• **Description of the task**: Go through the listing and return every line with "same" in it.
━━━━━ Entries provided ━━━━━
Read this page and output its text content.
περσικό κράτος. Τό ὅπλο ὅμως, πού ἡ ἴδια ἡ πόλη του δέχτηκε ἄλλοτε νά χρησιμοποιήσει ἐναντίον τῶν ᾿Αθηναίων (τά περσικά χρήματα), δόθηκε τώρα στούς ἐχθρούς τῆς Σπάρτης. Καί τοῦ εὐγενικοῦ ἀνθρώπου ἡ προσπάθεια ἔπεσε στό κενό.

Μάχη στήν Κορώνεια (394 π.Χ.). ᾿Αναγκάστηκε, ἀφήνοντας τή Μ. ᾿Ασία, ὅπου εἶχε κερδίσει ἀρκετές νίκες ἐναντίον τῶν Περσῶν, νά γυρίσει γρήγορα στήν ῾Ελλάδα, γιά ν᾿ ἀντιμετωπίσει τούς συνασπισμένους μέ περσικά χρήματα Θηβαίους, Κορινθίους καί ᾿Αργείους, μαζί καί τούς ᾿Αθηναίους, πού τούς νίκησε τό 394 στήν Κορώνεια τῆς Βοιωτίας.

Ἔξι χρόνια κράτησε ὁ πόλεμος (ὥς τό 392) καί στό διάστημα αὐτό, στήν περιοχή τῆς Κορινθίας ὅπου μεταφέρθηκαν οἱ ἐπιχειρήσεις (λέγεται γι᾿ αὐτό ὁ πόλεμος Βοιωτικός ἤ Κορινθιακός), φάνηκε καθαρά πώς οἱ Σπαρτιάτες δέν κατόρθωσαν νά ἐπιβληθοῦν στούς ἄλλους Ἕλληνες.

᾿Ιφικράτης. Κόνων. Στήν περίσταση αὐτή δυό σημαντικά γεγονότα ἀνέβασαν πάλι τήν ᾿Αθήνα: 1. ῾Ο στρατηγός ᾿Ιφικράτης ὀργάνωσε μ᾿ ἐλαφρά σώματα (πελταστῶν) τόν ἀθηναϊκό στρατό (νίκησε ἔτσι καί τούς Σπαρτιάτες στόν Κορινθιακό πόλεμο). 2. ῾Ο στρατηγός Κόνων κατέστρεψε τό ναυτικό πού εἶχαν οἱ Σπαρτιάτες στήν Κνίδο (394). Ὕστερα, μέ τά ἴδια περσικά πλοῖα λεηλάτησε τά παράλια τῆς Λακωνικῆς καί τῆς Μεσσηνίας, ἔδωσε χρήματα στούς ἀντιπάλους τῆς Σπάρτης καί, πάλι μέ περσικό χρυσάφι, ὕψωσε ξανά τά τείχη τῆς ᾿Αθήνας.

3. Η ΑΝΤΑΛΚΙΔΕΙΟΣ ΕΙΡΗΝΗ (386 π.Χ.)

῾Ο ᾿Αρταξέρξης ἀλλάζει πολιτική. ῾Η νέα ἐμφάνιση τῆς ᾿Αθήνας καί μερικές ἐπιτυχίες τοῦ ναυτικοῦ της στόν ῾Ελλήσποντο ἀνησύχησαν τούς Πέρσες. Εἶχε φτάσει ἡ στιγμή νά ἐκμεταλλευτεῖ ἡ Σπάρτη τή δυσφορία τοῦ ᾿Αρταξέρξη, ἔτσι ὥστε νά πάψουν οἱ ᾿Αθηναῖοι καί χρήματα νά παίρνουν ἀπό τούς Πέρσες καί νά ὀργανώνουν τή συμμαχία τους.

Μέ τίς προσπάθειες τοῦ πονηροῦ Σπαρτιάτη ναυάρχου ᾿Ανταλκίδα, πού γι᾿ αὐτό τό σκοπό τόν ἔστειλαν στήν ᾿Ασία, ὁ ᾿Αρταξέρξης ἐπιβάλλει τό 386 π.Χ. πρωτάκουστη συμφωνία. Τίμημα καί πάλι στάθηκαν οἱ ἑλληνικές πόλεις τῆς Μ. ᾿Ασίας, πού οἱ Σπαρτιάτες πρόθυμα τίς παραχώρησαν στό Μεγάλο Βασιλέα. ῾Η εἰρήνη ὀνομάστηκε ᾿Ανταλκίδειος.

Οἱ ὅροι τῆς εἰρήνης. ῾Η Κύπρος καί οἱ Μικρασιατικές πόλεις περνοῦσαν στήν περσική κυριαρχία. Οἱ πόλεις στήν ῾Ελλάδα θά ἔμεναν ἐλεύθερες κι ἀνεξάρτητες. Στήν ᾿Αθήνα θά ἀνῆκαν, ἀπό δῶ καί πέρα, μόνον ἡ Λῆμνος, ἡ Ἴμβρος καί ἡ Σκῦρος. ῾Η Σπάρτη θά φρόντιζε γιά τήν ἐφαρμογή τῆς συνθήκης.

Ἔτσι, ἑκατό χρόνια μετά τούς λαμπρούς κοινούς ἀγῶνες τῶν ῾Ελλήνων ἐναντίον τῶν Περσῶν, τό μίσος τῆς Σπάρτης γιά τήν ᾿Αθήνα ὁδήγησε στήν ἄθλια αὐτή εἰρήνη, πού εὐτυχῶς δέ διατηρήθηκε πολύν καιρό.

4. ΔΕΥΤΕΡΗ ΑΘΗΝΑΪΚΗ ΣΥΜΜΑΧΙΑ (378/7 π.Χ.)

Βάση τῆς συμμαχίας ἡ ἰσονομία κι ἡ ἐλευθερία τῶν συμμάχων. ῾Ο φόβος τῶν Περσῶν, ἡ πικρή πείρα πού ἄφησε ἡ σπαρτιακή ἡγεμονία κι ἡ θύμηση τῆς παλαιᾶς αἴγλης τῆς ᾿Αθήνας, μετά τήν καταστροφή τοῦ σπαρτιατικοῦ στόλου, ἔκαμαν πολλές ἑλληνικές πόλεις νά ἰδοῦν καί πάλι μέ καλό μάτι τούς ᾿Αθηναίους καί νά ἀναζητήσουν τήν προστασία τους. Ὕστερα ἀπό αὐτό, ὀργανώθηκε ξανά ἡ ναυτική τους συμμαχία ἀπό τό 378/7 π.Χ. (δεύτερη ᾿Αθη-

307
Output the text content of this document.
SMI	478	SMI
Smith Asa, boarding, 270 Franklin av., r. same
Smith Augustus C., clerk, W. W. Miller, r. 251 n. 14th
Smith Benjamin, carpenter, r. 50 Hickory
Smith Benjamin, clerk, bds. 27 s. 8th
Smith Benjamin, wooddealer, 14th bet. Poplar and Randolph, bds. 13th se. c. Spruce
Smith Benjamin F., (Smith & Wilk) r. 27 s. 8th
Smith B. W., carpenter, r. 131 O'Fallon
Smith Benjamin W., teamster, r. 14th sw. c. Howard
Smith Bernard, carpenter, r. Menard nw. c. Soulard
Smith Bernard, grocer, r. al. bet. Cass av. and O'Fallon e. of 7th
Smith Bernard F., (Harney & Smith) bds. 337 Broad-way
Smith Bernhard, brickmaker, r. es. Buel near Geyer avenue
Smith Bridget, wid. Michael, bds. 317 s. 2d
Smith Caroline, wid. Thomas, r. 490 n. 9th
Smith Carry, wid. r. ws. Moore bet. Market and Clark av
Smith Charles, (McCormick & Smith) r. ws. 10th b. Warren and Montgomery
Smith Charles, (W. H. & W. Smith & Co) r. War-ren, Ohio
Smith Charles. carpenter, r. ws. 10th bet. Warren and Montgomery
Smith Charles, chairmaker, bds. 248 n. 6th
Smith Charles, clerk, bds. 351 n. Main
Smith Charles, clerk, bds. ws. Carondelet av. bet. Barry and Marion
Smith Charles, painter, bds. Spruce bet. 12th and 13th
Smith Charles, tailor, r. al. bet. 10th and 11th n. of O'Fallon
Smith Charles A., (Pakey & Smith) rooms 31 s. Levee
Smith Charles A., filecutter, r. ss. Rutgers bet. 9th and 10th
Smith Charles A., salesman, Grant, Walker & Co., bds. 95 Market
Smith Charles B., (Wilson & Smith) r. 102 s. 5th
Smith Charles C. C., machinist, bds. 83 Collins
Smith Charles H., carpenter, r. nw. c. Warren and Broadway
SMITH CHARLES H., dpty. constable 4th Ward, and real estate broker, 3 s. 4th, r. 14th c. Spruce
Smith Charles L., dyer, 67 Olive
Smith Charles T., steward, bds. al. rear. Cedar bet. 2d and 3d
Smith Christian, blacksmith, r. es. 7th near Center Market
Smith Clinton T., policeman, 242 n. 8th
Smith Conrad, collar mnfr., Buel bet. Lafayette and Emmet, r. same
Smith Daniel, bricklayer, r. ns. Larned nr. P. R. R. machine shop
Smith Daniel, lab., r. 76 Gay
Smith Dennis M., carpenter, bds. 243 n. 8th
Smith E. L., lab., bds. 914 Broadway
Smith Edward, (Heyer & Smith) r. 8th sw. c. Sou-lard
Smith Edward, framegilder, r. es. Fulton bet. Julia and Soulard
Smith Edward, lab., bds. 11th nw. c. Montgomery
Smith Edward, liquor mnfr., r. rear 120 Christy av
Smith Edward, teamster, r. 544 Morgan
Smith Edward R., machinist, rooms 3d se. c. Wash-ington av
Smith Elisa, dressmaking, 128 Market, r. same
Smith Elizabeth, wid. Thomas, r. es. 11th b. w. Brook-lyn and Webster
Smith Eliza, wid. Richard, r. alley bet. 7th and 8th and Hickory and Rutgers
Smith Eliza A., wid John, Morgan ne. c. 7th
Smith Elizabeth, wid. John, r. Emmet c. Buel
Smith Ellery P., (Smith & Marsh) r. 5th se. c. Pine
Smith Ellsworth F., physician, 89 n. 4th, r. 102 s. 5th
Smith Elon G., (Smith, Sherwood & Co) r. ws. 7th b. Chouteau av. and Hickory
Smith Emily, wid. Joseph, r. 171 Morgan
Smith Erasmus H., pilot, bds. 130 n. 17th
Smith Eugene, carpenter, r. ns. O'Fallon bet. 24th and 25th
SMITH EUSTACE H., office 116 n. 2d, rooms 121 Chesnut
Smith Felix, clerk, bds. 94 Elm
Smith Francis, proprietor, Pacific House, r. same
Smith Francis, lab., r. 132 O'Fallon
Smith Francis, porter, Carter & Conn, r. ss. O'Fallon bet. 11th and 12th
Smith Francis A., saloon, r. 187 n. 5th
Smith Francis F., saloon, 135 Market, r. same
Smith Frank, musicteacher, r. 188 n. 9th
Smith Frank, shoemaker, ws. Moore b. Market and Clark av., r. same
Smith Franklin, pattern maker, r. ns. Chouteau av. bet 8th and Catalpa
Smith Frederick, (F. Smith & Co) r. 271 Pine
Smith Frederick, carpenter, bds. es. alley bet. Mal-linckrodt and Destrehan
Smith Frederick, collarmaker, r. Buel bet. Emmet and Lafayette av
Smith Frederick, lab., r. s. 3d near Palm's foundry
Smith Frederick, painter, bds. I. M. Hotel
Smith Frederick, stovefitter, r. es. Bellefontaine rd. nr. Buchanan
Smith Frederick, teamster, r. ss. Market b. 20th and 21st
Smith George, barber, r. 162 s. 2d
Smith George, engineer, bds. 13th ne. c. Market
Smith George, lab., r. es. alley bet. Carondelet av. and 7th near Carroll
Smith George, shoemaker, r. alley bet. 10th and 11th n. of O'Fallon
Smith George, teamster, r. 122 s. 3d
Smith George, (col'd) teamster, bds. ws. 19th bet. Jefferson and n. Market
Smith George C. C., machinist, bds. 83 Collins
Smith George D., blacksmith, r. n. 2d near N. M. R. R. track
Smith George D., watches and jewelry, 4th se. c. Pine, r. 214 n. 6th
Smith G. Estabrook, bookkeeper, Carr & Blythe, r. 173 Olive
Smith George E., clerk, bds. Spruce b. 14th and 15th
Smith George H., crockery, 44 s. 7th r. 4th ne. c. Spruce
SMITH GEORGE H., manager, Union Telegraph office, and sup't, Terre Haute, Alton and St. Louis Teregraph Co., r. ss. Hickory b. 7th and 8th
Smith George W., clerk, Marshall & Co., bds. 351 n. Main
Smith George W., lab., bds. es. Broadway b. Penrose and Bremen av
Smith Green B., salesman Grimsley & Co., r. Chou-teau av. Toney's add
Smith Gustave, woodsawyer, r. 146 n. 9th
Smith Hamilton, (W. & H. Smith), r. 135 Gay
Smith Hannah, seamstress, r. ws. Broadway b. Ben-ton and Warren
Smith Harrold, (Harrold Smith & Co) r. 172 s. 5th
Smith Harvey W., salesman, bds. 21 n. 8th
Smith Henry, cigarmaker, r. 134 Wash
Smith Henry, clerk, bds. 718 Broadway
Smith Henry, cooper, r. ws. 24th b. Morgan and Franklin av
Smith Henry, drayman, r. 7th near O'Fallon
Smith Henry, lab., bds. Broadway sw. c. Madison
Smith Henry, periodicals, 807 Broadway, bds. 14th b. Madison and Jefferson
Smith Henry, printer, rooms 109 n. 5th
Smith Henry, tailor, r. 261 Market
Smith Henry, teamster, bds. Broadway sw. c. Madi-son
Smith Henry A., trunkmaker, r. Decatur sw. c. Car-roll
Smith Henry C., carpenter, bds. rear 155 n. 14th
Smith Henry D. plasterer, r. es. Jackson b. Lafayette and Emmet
━━━━━
• **Exercise solution**:
Smith Asa, boarding, 270 Franklin av., r. same
Smith Conrad, collar mnfr., Buel bet. Lafayette and Emmet, r. same
Smith Elisa, dressmaking, 128 Market, r. same
Smith Francis, proprietor, Pacific House, r. same
Smith Francis F., saloon, 135 Market, r. same
Smith Frank, shoemaker, ws. Moore b. Market and Clark av., r. same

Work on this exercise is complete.